### AIM OF THE EXERCISE:
Output the entries verbatim, including every line.

### MATERIALS PROVIDED:

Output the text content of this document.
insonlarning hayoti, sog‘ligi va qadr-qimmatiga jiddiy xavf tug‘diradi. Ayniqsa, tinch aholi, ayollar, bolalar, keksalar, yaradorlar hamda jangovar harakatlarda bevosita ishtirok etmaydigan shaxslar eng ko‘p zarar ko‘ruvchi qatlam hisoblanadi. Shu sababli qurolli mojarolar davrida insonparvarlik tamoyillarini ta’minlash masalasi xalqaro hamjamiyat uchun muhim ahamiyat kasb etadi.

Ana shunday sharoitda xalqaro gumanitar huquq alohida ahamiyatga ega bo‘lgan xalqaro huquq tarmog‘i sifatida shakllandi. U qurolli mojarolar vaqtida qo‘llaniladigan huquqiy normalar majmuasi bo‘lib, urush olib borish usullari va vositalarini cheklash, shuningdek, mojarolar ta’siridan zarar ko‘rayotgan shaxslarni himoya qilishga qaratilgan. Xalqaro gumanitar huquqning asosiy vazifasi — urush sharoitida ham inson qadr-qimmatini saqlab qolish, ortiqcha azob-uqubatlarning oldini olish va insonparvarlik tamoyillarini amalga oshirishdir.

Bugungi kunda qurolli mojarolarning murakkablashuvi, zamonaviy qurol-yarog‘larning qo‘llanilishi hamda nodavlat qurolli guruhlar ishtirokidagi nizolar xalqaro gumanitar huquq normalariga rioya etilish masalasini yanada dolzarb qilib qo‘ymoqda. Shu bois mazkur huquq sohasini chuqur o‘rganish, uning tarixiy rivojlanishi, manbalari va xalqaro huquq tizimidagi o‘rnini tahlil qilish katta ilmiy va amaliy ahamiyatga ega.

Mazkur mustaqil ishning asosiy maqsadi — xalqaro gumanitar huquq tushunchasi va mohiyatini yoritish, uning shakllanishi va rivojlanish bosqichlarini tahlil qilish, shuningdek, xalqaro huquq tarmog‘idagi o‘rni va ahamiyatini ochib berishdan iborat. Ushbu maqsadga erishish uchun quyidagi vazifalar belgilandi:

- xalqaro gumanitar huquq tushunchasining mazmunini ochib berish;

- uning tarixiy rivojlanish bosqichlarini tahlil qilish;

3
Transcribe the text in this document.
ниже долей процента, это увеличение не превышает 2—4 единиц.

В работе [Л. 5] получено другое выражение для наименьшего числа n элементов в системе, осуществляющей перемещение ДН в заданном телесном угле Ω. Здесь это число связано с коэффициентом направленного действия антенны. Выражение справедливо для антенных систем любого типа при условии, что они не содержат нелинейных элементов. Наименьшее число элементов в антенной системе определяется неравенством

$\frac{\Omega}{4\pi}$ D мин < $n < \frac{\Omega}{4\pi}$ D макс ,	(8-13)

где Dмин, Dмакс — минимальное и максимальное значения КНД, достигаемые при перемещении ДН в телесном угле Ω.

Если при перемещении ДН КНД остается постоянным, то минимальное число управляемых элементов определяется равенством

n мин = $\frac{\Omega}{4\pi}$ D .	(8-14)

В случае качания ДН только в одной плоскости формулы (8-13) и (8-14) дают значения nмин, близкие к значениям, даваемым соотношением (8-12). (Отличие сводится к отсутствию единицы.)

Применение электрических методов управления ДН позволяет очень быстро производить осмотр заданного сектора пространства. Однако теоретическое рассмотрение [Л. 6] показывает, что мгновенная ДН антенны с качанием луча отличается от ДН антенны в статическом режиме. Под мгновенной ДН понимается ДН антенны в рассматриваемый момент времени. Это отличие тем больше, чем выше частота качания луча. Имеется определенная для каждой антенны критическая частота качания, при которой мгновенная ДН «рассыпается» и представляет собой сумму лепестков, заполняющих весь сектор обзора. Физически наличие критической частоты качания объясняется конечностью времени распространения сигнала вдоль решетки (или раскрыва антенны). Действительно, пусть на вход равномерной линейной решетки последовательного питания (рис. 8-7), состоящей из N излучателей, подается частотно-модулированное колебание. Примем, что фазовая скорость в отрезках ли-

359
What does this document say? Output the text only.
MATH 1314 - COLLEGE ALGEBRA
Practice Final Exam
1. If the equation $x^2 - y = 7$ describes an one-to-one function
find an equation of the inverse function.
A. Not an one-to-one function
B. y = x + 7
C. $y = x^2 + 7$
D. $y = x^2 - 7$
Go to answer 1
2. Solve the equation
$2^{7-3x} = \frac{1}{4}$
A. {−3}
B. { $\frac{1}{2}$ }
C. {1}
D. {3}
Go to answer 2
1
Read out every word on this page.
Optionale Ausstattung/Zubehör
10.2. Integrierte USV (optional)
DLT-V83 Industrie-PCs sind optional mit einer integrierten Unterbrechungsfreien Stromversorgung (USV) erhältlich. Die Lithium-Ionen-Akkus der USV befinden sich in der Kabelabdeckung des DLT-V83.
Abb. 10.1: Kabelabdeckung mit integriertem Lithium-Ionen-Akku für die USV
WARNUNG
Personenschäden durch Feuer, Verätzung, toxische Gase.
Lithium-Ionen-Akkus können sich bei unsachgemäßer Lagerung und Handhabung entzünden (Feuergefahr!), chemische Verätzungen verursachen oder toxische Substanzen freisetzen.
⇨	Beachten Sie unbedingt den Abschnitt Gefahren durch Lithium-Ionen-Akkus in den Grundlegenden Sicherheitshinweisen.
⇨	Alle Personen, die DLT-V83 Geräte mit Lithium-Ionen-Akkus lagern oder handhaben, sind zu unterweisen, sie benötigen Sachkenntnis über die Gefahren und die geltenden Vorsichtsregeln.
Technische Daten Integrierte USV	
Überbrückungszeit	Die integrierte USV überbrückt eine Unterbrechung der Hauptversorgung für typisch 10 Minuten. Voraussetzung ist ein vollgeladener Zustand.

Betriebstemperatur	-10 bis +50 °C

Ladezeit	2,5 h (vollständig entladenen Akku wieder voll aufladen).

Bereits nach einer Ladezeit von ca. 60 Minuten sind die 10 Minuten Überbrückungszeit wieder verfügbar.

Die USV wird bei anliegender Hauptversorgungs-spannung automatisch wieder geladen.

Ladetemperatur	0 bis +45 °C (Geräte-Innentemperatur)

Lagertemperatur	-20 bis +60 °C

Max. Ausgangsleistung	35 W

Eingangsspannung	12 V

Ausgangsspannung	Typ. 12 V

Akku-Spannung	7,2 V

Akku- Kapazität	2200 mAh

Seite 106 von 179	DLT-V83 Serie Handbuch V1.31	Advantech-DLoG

### EXERCISE ANSWER:
Output the text content of this document.
insonlarning hayoti, sog‘ligi va qadr-qimmatiga jiddiy xavf tug‘diradi. Ayniqsa, tinch aholi, ayollar, bolalar, keksalar, yaradorlar hamda jangovar harakatlarda bevosita ishtirok etmaydigan shaxslar eng ko‘p zarar ko‘ruvchi qatlam hisoblanadi. Shu sababli qurolli mojarolar davrida insonparvarlik tamoyillarini ta’minlash masalasi xalqaro hamjamiyat uchun muhim ahamiyat kasb etadi.

Ana shunday sharoitda xalqaro gumanitar huquq alohida ahamiyatga ega bo‘lgan xalqaro huquq tarmog‘i sifatida shakllandi. U qurolli mojarolar vaqtida qo‘llaniladigan huquqiy normalar majmuasi bo‘lib, urush olib borish usullari va vositalarini cheklash, shuningdek, mojarolar ta’siridan zarar ko‘rayotgan shaxslarni himoya qilishga qaratilgan. Xalqaro gumanitar huquqning asosiy vazifasi — urush sharoitida ham inson qadr-qimmatini saqlab qolish, ortiqcha azob-uqubatlarning oldini olish va insonparvarlik tamoyillarini amalga oshirishdir.

Bugungi kunda qurolli mojarolarning murakkablashuvi, zamonaviy qurol-yarog‘larning qo‘llanilishi hamda nodavlat qurolli guruhlar ishtirokidagi nizolar xalqaro gumanitar huquq normalariga rioya etilish masalasini yanada dolzarb qilib qo‘ymoqda. Shu bois mazkur huquq sohasini chuqur o‘rganish, uning tarixiy rivojlanishi, manbalari va xalqaro huquq tizimidagi o‘rnini tahlil qilish katta ilmiy va amaliy ahamiyatga ega.

Mazkur mustaqil ishning asosiy maqsadi — xalqaro gumanitar huquq tushunchasi va mohiyatini yoritish, uning shakllanishi va rivojlanish bosqichlarini tahlil qilish, shuningdek, xalqaro huquq tarmog‘idagi o‘rni va ahamiyatini ochib berishdan iborat. Ushbu maqsadga erishish uchun quyidagi vazifalar belgilandi:

- xalqaro gumanitar huquq tushunchasining mazmunini ochib berish;

- uning tarixiy rivojlanish bosqichlarini tahlil qilish;

3
Transcribe the text in this document.
ниже долей процента, это увеличение не превышает 2—4 единиц.

В работе [Л. 5] получено другое выражение для наименьшего числа n элементов в системе, осуществляющей перемещение ДН в заданном телесном угле Ω. Здесь это число связано с коэффициентом направленного действия антенны. Выражение справедливо для антенных систем любого типа при условии, что они не содержат нелинейных элементов. Наименьшее число элементов в антенной системе определяется неравенством

$\frac{\Omega}{4\pi}$ D мин < $n < \frac{\Omega}{4\pi}$ D макс ,	(8-13)

где Dмин, Dмакс — минимальное и максимальное значения КНД, достигаемые при перемещении ДН в телесном угле Ω.

Если при перемещении ДН КНД остается постоянным, то минимальное число управляемых элементов определяется равенством

n мин = $\frac{\Omega}{4\pi}$ D .	(8-14)

В случае качания ДН только в одной плоскости формулы (8-13) и (8-14) дают значения nмин, близкие к значениям, даваемым соотношением (8-12). (Отличие сводится к отсутствию единицы.)

Применение электрических методов управления ДН позволяет очень быстро производить осмотр заданного сектора пространства. Однако теоретическое рассмотрение [Л. 6] показывает, что мгновенная ДН антенны с качанием луча отличается от ДН антенны в статическом режиме. Под мгновенной ДН понимается ДН антенны в рассматриваемый момент времени. Это отличие тем больше, чем выше частота качания луча. Имеется определенная для каждой антенны критическая частота качания, при которой мгновенная ДН «рассыпается» и представляет собой сумму лепестков, заполняющих весь сектор обзора. Физически наличие критической частоты качания объясняется конечностью времени распространения сигнала вдоль решетки (или раскрыва антенны). Действительно, пусть на вход равномерной линейной решетки последовательного питания (рис. 8-7), состоящей из N излучателей, подается частотно-модулированное колебание. Примем, что фазовая скорость в отрезках ли-

359
What does this document say? Output the text only.
MATH 1314 - COLLEGE ALGEBRA
Practice Final Exam
1. If the equation $x^2 - y = 7$ describes an one-to-one function
find an equation of the inverse function.
A. Not an one-to-one function
B. y = x + 7
C. $y = x^2 + 7$
D. $y = x^2 - 7$
Go to answer 1
2. Solve the equation
$2^{7-3x} = \frac{1}{4}$
A. {−3}
B. { $\frac{1}{2}$ }
C. {1}
D. {3}
Go to answer 2
1
Read out every word on this page.
Optionale Ausstattung/Zubehör
10.2. Integrierte USV (optional)
DLT-V83 Industrie-PCs sind optional mit einer integrierten Unterbrechungsfreien Stromversorgung (USV) erhältlich. Die Lithium-Ionen-Akkus der USV befinden sich in der Kabelabdeckung des DLT-V83.
Abb. 10.1: Kabelabdeckung mit integriertem Lithium-Ionen-Akku für die USV
WARNUNG
Personenschäden durch Feuer, Verätzung, toxische Gase.
Lithium-Ionen-Akkus können sich bei unsachgemäßer Lagerung und Handhabung entzünden (Feuergefahr!), chemische Verätzungen verursachen oder toxische Substanzen freisetzen.
⇨	Beachten Sie unbedingt den Abschnitt Gefahren durch Lithium-Ionen-Akkus in den Grundlegenden Sicherheitshinweisen.
⇨	Alle Personen, die DLT-V83 Geräte mit Lithium-Ionen-Akkus lagern oder handhaben, sind zu unterweisen, sie benötigen Sachkenntnis über die Gefahren und die geltenden Vorsichtsregeln.
Technische Daten Integrierte USV	
Überbrückungszeit	Die integrierte USV überbrückt eine Unterbrechung der Hauptversorgung für typisch 10 Minuten. Voraussetzung ist ein vollgeladener Zustand.

Betriebstemperatur	-10 bis +50 °C

Ladezeit	2,5 h (vollständig entladenen Akku wieder voll aufladen).

Bereits nach einer Ladezeit von ca. 60 Minuten sind die 10 Minuten Überbrückungszeit wieder verfügbar.

Die USV wird bei anliegender Hauptversorgungs-spannung automatisch wieder geladen.

Ladetemperatur	0 bis +45 °C (Geräte-Innentemperatur)

Lagertemperatur	-20 bis +60 °C

Max. Ausgangsleistung	35 W

Eingangsspannung	12 V

Ausgangsspannung	Typ. 12 V

Akku-Spannung	7,2 V

Akku- Kapazität	2200 mAh

Seite 106 von 179	DLT-V83 Serie Handbuch V1.31	Advantech-DLoG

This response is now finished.